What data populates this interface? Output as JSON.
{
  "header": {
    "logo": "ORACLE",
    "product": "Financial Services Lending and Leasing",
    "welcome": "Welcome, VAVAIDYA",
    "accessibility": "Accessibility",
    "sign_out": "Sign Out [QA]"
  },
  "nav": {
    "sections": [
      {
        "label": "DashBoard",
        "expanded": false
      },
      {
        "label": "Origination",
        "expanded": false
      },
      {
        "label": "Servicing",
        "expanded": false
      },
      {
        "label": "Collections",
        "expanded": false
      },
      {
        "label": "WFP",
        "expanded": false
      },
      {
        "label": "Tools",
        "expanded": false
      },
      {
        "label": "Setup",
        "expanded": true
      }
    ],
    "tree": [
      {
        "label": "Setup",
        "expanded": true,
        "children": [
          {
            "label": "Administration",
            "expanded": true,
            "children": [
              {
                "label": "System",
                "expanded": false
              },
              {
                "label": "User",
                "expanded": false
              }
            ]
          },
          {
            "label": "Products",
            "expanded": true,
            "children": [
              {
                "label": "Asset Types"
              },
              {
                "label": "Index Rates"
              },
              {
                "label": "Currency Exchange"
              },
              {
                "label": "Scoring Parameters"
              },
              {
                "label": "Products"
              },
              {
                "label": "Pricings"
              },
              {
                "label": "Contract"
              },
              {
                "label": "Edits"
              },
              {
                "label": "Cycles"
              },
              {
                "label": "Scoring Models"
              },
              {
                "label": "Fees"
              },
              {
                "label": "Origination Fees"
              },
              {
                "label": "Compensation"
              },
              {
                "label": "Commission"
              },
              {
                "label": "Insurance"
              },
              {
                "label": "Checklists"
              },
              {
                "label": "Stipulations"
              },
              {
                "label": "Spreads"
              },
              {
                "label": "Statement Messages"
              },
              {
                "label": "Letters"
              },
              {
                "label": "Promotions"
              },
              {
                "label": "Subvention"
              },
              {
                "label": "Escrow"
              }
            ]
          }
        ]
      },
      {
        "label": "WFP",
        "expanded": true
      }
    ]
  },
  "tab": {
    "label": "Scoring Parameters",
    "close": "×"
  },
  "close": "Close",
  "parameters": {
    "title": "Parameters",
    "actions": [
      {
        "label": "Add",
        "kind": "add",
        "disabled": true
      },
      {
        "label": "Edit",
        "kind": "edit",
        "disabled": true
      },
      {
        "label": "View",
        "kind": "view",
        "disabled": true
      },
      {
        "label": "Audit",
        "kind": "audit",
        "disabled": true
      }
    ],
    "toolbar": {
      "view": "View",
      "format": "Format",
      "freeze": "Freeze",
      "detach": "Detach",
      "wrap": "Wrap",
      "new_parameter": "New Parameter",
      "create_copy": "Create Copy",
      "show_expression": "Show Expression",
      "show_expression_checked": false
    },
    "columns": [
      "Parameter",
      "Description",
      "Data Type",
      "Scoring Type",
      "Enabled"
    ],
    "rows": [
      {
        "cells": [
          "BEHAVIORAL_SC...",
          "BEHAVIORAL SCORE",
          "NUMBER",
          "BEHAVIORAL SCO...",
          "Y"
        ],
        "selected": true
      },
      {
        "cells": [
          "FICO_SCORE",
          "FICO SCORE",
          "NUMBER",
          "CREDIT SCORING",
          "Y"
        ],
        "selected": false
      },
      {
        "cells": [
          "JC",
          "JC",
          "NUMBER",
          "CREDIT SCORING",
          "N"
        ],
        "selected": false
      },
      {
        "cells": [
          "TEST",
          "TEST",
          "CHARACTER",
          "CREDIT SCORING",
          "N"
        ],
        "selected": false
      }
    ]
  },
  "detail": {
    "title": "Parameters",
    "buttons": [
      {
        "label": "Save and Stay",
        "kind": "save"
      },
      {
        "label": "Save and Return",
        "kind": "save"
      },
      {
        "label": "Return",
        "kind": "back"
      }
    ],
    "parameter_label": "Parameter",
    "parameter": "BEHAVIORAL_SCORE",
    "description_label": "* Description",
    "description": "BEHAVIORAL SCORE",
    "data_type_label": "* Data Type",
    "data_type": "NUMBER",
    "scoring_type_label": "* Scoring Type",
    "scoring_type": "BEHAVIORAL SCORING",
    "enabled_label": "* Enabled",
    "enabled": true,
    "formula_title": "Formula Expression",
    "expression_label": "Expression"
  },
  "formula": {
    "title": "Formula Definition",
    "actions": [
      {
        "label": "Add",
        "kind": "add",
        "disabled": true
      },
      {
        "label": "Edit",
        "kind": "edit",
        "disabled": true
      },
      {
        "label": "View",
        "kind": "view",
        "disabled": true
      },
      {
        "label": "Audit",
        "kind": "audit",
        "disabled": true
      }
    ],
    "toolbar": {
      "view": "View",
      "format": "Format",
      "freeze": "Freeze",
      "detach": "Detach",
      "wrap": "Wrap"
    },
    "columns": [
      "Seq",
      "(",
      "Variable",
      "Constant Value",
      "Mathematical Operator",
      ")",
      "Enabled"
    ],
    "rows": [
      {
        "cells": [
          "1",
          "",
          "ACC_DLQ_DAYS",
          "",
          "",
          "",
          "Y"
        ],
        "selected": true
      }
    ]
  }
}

Required task
Extract every entry above as it appears.

Answer to the problem
What data populates this interface? Output as JSON.
{
  "header": {
    "logo": "ORACLE",
    "product": "Financial Services Lending and Leasing",
    "welcome": "Welcome, VAVAIDYA",
    "accessibility": "Accessibility",
    "sign_out": "Sign Out [QA]"
  },
  "nav": {
    "sections": [
      {
        "label": "DashBoard",
        "expanded": false
      },
      {
        "label": "Origination",
        "expanded": false
      },
      {
        "label": "Servicing",
        "expanded": false
      },
      {
        "label": "Collections",
        "expanded": false
      },
      {
        "label": "WFP",
        "expanded": false
      },
      {
        "label": "Tools",
        "expanded": false
      },
      {
        "label": "Setup",
        "expanded": true
      }
    ],
    "tree": [
      {
        "label": "Setup",
        "expanded": true,
        "children": [
          {
            "label": "Administration",
            "expanded": true,
            "children": [
              {
                "label": "System",
                "expanded": false
              },
              {
                "label": "User",
                "expanded": false
              }
            ]
          },
          {
            "label": "Products",
            "expanded": true,
            "children": [
              {
                "label": "Asset Types"
              },
              {
                "label": "Index Rates"
              },
              {
                "label": "Currency Exchange"
              },
              {
                "label": "Scoring Parameters"
              },
              {
                "label": "Products"
              },
              {
                "label": "Pricings"
              },
              {
                "label": "Contract"
              },
              {
                "label": "Edits"
              },
              {
                "label": "Cycles"
              },
              {
                "label": "Scoring Models"
              },
              {
                "label": "Fees"
              },
              {
                "label": "Origination Fees"
              },
              {
                "label": "Compensation"
              },
              {
                "label": "Commission"
              },
              {
                "label": "Insurance"
              },
              {
                "label": "Checklists"
              },
              {
                "label": "Stipulations"
              },
              {
                "label": "Spreads"
              },
              {
                "label": "Statement Messages"
              },
              {
                "label": "Letters"
              },
              {
                "label": "Promotions"
              },
              {
                "label": "Subvention"
              },
              {
                "label": "Escrow"
              }
            ]
          }
        ]
      },
      {
        "label": "WFP",
        "expanded": true
      }
    ]
  },
  "tab": {
    "label": "Scoring Parameters",
    "close": "×"
  },
  "close": "Close",
  "parameters": {
    "title": "Parameters",
    "actions": [
      {
        "label": "Add",
        "kind": "add",
        "disabled": true
      },
      {
        "label": "Edit",
        "kind": "edit",
        "disabled": true
      },
      {
        "label": "View",
        "kind": "view",
        "disabled": true
      },
      {
        "label": "Audit",
        "kind": "audit",
        "disabled": true
      }
    ],
    "toolbar": {
      "view": "View",
      "format": "Format",
      "freeze": "Freeze",
      "detach": "Detach",
      "wrap": "Wrap",
      "new_parameter": "New Parameter",
      "create_copy": "Create Copy",
      "show_expression": "Show Expression",
      "show_expression_checked": false
    },
    "columns": [
      "Parameter",
      "Description",
      "Data Type",
      "Scoring Type",
      "Enabled"
    ],
    "rows": [
      {
        "cells": [
          "BEHAVIORAL_SC...",
          "BEHAVIORAL SCORE",
          "NUMBER",
          "BEHAVIORAL SCO...",
          "Y"
        ],
        "selected": true
      },
      {
        "cells": [
          "FICO_SCORE",
          "FICO SCORE",
          "NUMBER",
          "CREDIT SCORING",
          "Y"
        ],
        "selected": false
      },
      {
        "cells": [
          "JC",
          "JC",
          "NUMBER",
          "CREDIT SCORING",
          "N"
        ],
        "selected": false
      },
      {
        "cells": [
          "TEST",
          "TEST",
          "CHARACTER",
          "CREDIT SCORING",
          "N"
        ],
        "selected": false
      }
    ]
  },
  "detail": {
    "title": "Parameters",
    "buttons": [
      {
        "label": "Save and Stay",
        "kind": "save"
      },
      {
        "label": "Save and Return",
        "kind": "save"
      },
      {
        "label": "Return",
        "kind": "back"
      }
    ],
    "parameter_label": "Parameter",
    "parameter": "BEHAVIORAL_SCORE",
    "description_label": "* Description",
    "description": "BEHAVIORAL SCORE",
    "data_type_label": "* Data Type",
    "data_type": "NUMBER",
    "scoring_type_label": "* Scoring Type",
    "scoring_type": "BEHAVIORAL SCORING",
    "enabled_label": "* Enabled",
    "enabled": true,
    "formula_title": "Formula Expression",
    "expression_label": "Expression"
  },
  "formula": {
    "title": "Formula Definition",
    "actions": [
      {
        "label": "Add",
        "kind": "add",
        "disabled": true
      },
      {
        "label": "Edit",
        "kind": "edit",
        "disabled": true
      },
      {
        "label": "View",
        "kind": "view",
        "disabled": true
      },
      {
        "label": "Audit",
        "kind": "audit",
        "disabled": true
      }
    ],
    "toolbar": {
      "view": "View",
      "format": "Format",
      "freeze": "Freeze",
      "detach": "Detach",
      "wrap": "Wrap"
    },
    "columns": [
      "Seq",
      "(",
      "Variable",
      "Constant Value",
      "Mathematical Operator",
      ")",
      "Enabled"
    ],
    "rows": [
      {
        "cells": [
          "1",
          "",
          "ACC_DLQ_DAYS",
          "",
          "",
          "",
          "Y"
        ],
        "selected": true
      }
    ]
  }
}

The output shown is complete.